--- START ---
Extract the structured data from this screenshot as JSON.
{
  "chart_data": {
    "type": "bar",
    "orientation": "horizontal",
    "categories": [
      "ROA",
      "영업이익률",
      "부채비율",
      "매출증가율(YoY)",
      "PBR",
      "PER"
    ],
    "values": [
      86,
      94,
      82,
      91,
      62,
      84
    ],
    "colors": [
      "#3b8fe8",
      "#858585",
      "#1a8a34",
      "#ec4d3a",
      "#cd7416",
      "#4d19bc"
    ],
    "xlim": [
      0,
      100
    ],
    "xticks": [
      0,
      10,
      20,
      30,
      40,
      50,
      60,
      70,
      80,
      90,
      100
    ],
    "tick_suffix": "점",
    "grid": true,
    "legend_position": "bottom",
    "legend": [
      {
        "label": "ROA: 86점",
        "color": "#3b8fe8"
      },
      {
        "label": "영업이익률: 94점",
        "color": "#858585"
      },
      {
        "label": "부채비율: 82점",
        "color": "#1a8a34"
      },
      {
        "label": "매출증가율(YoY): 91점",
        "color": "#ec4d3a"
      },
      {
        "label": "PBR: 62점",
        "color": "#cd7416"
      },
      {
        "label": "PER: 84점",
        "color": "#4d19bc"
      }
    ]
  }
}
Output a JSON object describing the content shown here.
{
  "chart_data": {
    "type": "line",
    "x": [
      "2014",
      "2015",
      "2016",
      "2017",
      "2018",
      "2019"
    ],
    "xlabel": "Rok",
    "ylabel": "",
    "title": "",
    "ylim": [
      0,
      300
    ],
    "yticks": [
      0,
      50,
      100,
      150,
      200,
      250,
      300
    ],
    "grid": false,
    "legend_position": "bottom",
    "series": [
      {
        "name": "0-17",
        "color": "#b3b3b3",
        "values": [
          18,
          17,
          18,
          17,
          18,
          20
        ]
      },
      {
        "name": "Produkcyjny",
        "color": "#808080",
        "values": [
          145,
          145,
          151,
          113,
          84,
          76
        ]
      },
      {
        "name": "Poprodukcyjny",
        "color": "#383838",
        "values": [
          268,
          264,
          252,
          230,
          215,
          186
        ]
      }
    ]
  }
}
--- END ---
What you have to do: Output the listing above without altering a single character.

Solution:
Extract the structured data from this screenshot as JSON.
{
  "chart_data": {
    "type": "bar",
    "orientation": "horizontal",
    "categories": [
      "ROA",
      "영업이익률",
      "부채비율",
      "매출증가율(YoY)",
      "PBR",
      "PER"
    ],
    "values": [
      86,
      94,
      82,
      91,
      62,
      84
    ],
    "colors": [
      "#3b8fe8",
      "#858585",
      "#1a8a34",
      "#ec4d3a",
      "#cd7416",
      "#4d19bc"
    ],
    "xlim": [
      0,
      100
    ],
    "xticks": [
      0,
      10,
      20,
      30,
      40,
      50,
      60,
      70,
      80,
      90,
      100
    ],
    "tick_suffix": "점",
    "grid": true,
    "legend_position": "bottom",
    "legend": [
      {
        "label": "ROA: 86점",
        "color": "#3b8fe8"
      },
      {
        "label": "영업이익률: 94점",
        "color": "#858585"
      },
      {
        "label": "부채비율: 82점",
        "color": "#1a8a34"
      },
      {
        "label": "매출증가율(YoY): 91점",
        "color": "#ec4d3a"
      },
      {
        "label": "PBR: 62점",
        "color": "#cd7416"
      },
      {
        "label": "PER: 84점",
        "color": "#4d19bc"
      }
    ]
  }
}
Output a JSON object describing the content shown here.
{
  "chart_data": {
    "type": "line",
    "x": [
      "2014",
      "2015",
      "2016",
      "2017",
      "2018",
      "2019"
    ],
    "xlabel": "Rok",
    "ylabel": "",
    "title": "",
    "ylim": [
      0,
      300
    ],
    "yticks": [
      0,
      50,
      100,
      150,
      200,
      250,
      300
    ],
    "grid": false,
    "legend_position": "bottom",
    "series": [
      {
        "name": "0-17",
        "color": "#b3b3b3",
        "values": [
          18,
          17,
          18,
          17,
          18,
          20
        ]
      },
      {
        "name": "Produkcyjny",
        "color": "#808080",
        "values": [
          145,
          145,
          151,
          113,
          84,
          76
        ]
      },
      {
        "name": "Poprodukcyjny",
        "color": "#383838",
        "values": [
          268,
          264,
          252,
          230,
          215,
          186
        ]
      }
    ]
  }
}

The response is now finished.